Figure content listings:
-.-.-
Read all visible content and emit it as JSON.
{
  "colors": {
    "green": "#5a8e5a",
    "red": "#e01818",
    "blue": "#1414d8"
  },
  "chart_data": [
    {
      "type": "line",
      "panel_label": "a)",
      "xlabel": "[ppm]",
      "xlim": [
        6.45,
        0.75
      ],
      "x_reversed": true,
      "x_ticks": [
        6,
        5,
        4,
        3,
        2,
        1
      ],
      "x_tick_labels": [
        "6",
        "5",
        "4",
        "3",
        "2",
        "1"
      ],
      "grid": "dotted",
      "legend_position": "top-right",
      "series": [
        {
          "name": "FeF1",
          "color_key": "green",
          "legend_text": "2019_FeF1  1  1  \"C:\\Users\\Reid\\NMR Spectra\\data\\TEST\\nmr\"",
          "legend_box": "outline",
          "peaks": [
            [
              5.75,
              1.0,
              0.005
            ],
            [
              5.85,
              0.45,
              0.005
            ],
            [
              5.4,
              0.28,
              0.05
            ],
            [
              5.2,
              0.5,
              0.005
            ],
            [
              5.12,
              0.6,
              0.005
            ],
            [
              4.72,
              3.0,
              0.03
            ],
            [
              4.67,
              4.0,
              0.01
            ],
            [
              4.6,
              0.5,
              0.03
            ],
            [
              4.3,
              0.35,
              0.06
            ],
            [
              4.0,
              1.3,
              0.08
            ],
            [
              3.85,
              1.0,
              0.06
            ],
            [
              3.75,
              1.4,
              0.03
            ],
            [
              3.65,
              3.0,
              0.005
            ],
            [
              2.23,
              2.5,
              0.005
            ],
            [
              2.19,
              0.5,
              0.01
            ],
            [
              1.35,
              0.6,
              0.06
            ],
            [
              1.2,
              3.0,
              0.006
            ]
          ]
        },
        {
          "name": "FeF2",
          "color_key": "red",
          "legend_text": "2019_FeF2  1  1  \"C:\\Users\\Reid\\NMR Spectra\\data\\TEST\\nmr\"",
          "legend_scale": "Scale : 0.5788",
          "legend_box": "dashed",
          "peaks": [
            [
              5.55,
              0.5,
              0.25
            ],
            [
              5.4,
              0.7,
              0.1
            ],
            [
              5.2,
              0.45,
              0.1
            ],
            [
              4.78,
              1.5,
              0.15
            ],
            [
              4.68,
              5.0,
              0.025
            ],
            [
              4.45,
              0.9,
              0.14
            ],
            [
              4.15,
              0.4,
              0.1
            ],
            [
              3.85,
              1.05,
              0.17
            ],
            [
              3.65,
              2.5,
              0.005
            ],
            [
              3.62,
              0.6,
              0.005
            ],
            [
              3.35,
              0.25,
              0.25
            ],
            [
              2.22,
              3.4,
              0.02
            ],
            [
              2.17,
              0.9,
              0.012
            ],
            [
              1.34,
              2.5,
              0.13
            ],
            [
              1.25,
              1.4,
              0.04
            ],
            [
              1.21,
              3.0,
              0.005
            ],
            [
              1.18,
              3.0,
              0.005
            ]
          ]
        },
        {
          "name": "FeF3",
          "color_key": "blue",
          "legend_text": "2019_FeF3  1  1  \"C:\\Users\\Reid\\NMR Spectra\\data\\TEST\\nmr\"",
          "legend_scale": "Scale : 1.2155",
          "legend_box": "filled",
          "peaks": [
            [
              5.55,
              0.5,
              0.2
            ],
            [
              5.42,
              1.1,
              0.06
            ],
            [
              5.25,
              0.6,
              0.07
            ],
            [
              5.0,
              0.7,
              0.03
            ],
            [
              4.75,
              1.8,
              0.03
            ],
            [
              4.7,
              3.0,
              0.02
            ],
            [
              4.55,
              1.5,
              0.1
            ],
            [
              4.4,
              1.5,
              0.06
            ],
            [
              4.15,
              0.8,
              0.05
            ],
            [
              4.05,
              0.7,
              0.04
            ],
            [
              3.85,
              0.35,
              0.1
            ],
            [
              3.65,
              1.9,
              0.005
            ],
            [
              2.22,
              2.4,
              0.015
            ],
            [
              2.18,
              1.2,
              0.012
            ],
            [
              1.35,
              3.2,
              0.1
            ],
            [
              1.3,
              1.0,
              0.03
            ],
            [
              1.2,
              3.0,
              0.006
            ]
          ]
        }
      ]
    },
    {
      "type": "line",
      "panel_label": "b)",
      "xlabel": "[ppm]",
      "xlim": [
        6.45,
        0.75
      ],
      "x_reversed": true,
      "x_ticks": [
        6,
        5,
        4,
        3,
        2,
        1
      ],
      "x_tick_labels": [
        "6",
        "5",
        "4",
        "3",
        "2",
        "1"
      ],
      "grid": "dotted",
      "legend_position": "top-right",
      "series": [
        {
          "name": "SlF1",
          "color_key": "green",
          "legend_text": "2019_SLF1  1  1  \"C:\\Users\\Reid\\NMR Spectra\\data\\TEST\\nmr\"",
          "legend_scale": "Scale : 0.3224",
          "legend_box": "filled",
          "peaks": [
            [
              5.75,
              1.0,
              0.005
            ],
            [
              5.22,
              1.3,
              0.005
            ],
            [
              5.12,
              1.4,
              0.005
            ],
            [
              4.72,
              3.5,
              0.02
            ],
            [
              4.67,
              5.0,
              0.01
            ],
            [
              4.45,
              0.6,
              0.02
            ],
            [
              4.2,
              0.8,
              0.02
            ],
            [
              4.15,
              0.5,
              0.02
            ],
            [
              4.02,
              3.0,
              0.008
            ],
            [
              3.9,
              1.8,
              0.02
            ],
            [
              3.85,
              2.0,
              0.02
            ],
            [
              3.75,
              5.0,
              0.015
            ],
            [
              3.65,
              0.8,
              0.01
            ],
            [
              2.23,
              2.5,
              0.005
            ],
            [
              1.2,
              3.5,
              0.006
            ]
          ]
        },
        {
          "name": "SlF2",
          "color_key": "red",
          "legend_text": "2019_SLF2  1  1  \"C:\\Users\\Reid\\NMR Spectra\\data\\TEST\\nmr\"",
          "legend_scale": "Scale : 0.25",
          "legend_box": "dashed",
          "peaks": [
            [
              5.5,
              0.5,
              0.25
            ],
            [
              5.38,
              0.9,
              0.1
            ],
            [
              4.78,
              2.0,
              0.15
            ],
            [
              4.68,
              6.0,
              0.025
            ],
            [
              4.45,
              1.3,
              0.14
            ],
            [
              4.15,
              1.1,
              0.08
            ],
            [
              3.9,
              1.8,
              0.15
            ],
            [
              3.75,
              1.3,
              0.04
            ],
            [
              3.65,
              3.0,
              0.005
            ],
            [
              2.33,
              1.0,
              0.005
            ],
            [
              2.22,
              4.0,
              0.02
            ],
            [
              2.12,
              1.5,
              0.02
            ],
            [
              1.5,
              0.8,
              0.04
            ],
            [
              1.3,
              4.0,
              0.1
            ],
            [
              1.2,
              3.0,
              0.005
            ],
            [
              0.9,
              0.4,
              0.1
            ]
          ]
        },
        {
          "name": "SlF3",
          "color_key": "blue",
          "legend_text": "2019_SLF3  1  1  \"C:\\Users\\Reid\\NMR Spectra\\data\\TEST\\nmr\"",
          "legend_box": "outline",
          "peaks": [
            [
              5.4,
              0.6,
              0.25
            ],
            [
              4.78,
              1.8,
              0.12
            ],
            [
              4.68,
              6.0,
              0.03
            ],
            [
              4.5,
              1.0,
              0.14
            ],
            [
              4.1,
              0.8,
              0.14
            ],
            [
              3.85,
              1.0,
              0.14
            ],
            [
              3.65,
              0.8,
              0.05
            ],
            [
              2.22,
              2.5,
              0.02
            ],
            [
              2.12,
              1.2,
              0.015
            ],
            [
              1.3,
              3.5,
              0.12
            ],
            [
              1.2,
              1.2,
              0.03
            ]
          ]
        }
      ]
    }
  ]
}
-.-.-
## Aim of the task
Retype all the records, matching them exactly.

## Task result
Read all visible content and emit it as JSON.
{
  "colors": {
    "green": "#5a8e5a",
    "red": "#e01818",
    "blue": "#1414d8"
  },
  "chart_data": [
    {
      "type": "line",
      "panel_label": "a)",
      "xlabel": "[ppm]",
      "xlim": [
        6.45,
        0.75
      ],
      "x_reversed": true,
      "x_ticks": [
        6,
        5,
        4,
        3,
        2,
        1
      ],
      "x_tick_labels": [
        "6",
        "5",
        "4",
        "3",
        "2",
        "1"
      ],
      "grid": "dotted",
      "legend_position": "top-right",
      "series": [
        {
          "name": "FeF1",
          "color_key": "green",
          "legend_text": "2019_FeF1  1  1  \"C:\\Users\\Reid\\NMR Spectra\\data\\TEST\\nmr\"",
          "legend_box": "outline",
          "peaks": [
            [
              5.75,
              1.0,
              0.005
            ],
            [
              5.85,
              0.45,
              0.005
            ],
            [
              5.4,
              0.28,
              0.05
            ],
            [
              5.2,
              0.5,
              0.005
            ],
            [
              5.12,
              0.6,
              0.005
            ],
            [
              4.72,
              3.0,
              0.03
            ],
            [
              4.67,
              4.0,
              0.01
            ],
            [
              4.6,
              0.5,
              0.03
            ],
            [
              4.3,
              0.35,
              0.06
            ],
            [
              4.0,
              1.3,
              0.08
            ],
            [
              3.85,
              1.0,
              0.06
            ],
            [
              3.75,
              1.4,
              0.03
            ],
            [
              3.65,
              3.0,
              0.005
            ],
            [
              2.23,
              2.5,
              0.005
            ],
            [
              2.19,
              0.5,
              0.01
            ],
            [
              1.35,
              0.6,
              0.06
            ],
            [
              1.2,
              3.0,
              0.006
            ]
          ]
        },
        {
          "name": "FeF2",
          "color_key": "red",
          "legend_text": "2019_FeF2  1  1  \"C:\\Users\\Reid\\NMR Spectra\\data\\TEST\\nmr\"",
          "legend_scale": "Scale : 0.5788",
          "legend_box": "dashed",
          "peaks": [
            [
              5.55,
              0.5,
              0.25
            ],
            [
              5.4,
              0.7,
              0.1
            ],
            [
              5.2,
              0.45,
              0.1
            ],
            [
              4.78,
              1.5,
              0.15
            ],
            [
              4.68,
              5.0,
              0.025
            ],
            [
              4.45,
              0.9,
              0.14
            ],
            [
              4.15,
              0.4,
              0.1
            ],
            [
              3.85,
              1.05,
              0.17
            ],
            [
              3.65,
              2.5,
              0.005
            ],
            [
              3.62,
              0.6,
              0.005
            ],
            [
              3.35,
              0.25,
              0.25
            ],
            [
              2.22,
              3.4,
              0.02
            ],
            [
              2.17,
              0.9,
              0.012
            ],
            [
              1.34,
              2.5,
              0.13
            ],
            [
              1.25,
              1.4,
              0.04
            ],
            [
              1.21,
              3.0,
              0.005
            ],
            [
              1.18,
              3.0,
              0.005
            ]
          ]
        },
        {
          "name": "FeF3",
          "color_key": "blue",
          "legend_text": "2019_FeF3  1  1  \"C:\\Users\\Reid\\NMR Spectra\\data\\TEST\\nmr\"",
          "legend_scale": "Scale : 1.2155",
          "legend_box": "filled",
          "peaks": [
            [
              5.55,
              0.5,
              0.2
            ],
            [
              5.42,
              1.1,
              0.06
            ],
            [
              5.25,
              0.6,
              0.07
            ],
            [
              5.0,
              0.7,
              0.03
            ],
            [
              4.75,
              1.8,
              0.03
            ],
            [
              4.7,
              3.0,
              0.02
            ],
            [
              4.55,
              1.5,
              0.1
            ],
            [
              4.4,
              1.5,
              0.06
            ],
            [
              4.15,
              0.8,
              0.05
            ],
            [
              4.05,
              0.7,
              0.04
            ],
            [
              3.85,
              0.35,
              0.1
            ],
            [
              3.65,
              1.9,
              0.005
            ],
            [
              2.22,
              2.4,
              0.015
            ],
            [
              2.18,
              1.2,
              0.012
            ],
            [
              1.35,
              3.2,
              0.1
            ],
            [
              1.3,
              1.0,
              0.03
            ],
            [
              1.2,
              3.0,
              0.006
            ]
          ]
        }
      ]
    },
    {
      "type": "line",
      "panel_label": "b)",
      "xlabel": "[ppm]",
      "xlim": [
        6.45,
        0.75
      ],
      "x_reversed": true,
      "x_ticks": [
        6,
        5,
        4,
        3,
        2,
        1
      ],
      "x_tick_labels": [
        "6",
        "5",
        "4",
        "3",
        "2",
        "1"
      ],
      "grid": "dotted",
      "legend_position": "top-right",
      "series": [
        {
          "name": "SlF1",
          "color_key": "green",
          "legend_text": "2019_SLF1  1  1  \"C:\\Users\\Reid\\NMR Spectra\\data\\TEST\\nmr\"",
          "legend_scale": "Scale : 0.3224",
          "legend_box": "filled",
          "peaks": [
            [
              5.75,
              1.0,
              0.005
            ],
            [
              5.22,
              1.3,
              0.005
            ],
            [
              5.12,
              1.4,
              0.005
            ],
            [
              4.72,
              3.5,
              0.02
            ],
            [
              4.67,
              5.0,
              0.01
            ],
            [
              4.45,
              0.6,
              0.02
            ],
            [
              4.2,
              0.8,
              0.02
            ],
            [
              4.15,
              0.5,
              0.02
            ],
            [
              4.02,
              3.0,
              0.008
            ],
            [
              3.9,
              1.8,
              0.02
            ],
            [
              3.85,
              2.0,
              0.02
            ],
            [
              3.75,
              5.0,
              0.015
            ],
            [
              3.65,
              0.8,
              0.01
            ],
            [
              2.23,
              2.5,
              0.005
            ],
            [
              1.2,
              3.5,
              0.006
            ]
          ]
        },
        {
          "name": "SlF2",
          "color_key": "red",
          "legend_text": "2019_SLF2  1  1  \"C:\\Users\\Reid\\NMR Spectra\\data\\TEST\\nmr\"",
          "legend_scale": "Scale : 0.25",
          "legend_box": "dashed",
          "peaks": [
            [
              5.5,
              0.5,
              0.25
            ],
            [
              5.38,
              0.9,
              0.1
            ],
            [
              4.78,
              2.0,
              0.15
            ],
            [
              4.68,
              6.0,
              0.025
            ],
            [
              4.45,
              1.3,
              0.14
            ],
            [
              4.15,
              1.1,
              0.08
            ],
            [
              3.9,
              1.8,
              0.15
            ],
            [
              3.75,
              1.3,
              0.04
            ],
            [
              3.65,
              3.0,
              0.005
            ],
            [
              2.33,
              1.0,
              0.005
            ],
            [
              2.22,
              4.0,
              0.02
            ],
            [
              2.12,
              1.5,
              0.02
            ],
            [
              1.5,
              0.8,
              0.04
            ],
            [
              1.3,
              4.0,
              0.1
            ],
            [
              1.2,
              3.0,
              0.005
            ],
            [
              0.9,
              0.4,
              0.1
            ]
          ]
        },
        {
          "name": "SlF3",
          "color_key": "blue",
          "legend_text": "2019_SLF3  1  1  \"C:\\Users\\Reid\\NMR Spectra\\data\\TEST\\nmr\"",
          "legend_box": "outline",
          "peaks": [
            [
              5.4,
              0.6,
              0.25
            ],
            [
              4.78,
              1.8,
              0.12
            ],
            [
              4.68,
              6.0,
              0.03
            ],
            [
              4.5,
              1.0,
              0.14
            ],
            [
              4.1,
              0.8,
              0.14
            ],
            [
              3.85,
              1.0,
              0.14
            ],
            [
              3.65,
              0.8,
              0.05
            ],
            [
              2.22,
              2.5,
              0.02
            ],
            [
              2.12,
              1.2,
              0.015
            ],
            [
              1.3,
              3.5,
              0.12
            ],
            [
              1.2,
              1.2,
              0.03
            ]
          ]
        }
      ]
    }
  ]
}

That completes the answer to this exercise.